In our previous article, we discussed the two major income sources the district must predict in order to develop an operating budget that keeps the district financially sound. Local property taxes and state funding combined make up almost 90% of the district’s operating income. Property taxes are 52% of that mix. Assuming state funding stays relatively consistent from year to year, the district’s largest exposure to changes in income is directly associated with property taxes. 

 

As mentioned in the previous article, some school districts have the good fortune of having all their operating levies approved on a continuous basis. That means, taxpayers have agreed to fund the district at a continuous level without requiring a periodic renewal of the tax. In such a case, a district would only need to return to voters when it was necessary to ask for an increase in income. Some districts like Lakewood have one or more levies that require voters to renew an existing tax every so many years. 

 

Lakewood maintains two “Emergency” levies. One has a five-year term that provides $2,400,000 a year in revenue and the other has a ten-year term that provides $3,700,000 per year. The five-year levy will expire at the end of 2018. The ten-year levy will expire at the end of 2020. In both cases, the district will need to ask voters to “renew” those levies to continue receiving the same income it receives today. Combined both levies produce over $6,000,000 per year. Practically speaking, that means the district could lose that amount of income should voters decide not to renew these levies in the future. Up to 28 % of the district’s budget could be eliminated once every five to ten years.
----
Goal 1
List every percentage figure that appears in the Lakewood levy article.
Goal 2
For each statement, say whether the Lakewood levy article supports it. Answer yes or no and quote the deciding words.
(a) The ten-year levy provides $3,700,000 per year.
(b) The five-year levy expires at the end of 2020.
(c) Property taxes make up 52% of the mix of local property taxes and state funding.
Goal 3
Please write the next part of the Lakewood levy article, picking up after its final sentence.
----
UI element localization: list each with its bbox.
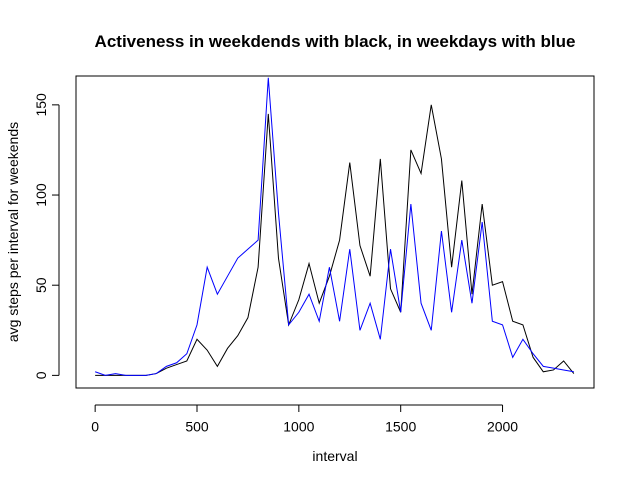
chart-title: Activeness in weekdends with black, in w… — [95, 32, 576, 51]
x-tick-label: 500 — [185, 419, 209, 435]
y-tick-label: 150 — [33, 93, 49, 117]
x-tick-label: 2000 — [487, 419, 518, 435]
x-tick-label: 1500 — [385, 419, 416, 435]
y-tick-label: 100 — [33, 183, 49, 207]
y-axis-label: avg steps per interval for weekends — [5, 122, 21, 342]
x-tick-label: 1000 — [283, 419, 314, 435]
plot-area — [94, 77, 575, 376]
x-axis-label: interval — [312, 448, 357, 464]
data-line — [94, 77, 574, 376]
y-tick-label: 50 — [33, 277, 49, 293]
data-line — [95, 104, 575, 376]
y-tick-label: 0 — [33, 371, 49, 379]
plot-box — [75, 75, 595, 389]
x-tick-label: 0 — [91, 419, 99, 435]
----
Written response 1
90%, 52%, 28 %

Written response 2
(a) Yes: "the other has a ten-year term that provides $3,700,000 per year"
(b) No: "The five-year levy will expire at the end of 2018."
(c) Yes: "Property taxes are 52% of that mix."

Written response 3
 

Renewing an existing levy as a taxpayer does not increase taxes. It simply extends the tax for another period like the five and ten-year terms. The reality is that the district must rely on the income from the temporary levies, and that the failure of either or both would have major consequences on the how district operates. Imagine your employer telling you they reserve the right to reduce your pay by 28% every five to ten years. How would you manage your budget?

 

Lakewood’s two temporary Emergency levies are critical to the ongoing operations of the district in that combined they contribute $6,000,000 per year in income. The district must rely on this income well beyond the renewal cycles of the levies as it represents a significant 28% of the district’s budget. Failure of either levy would hurt the district’s ability to maintain the level of service being provided today.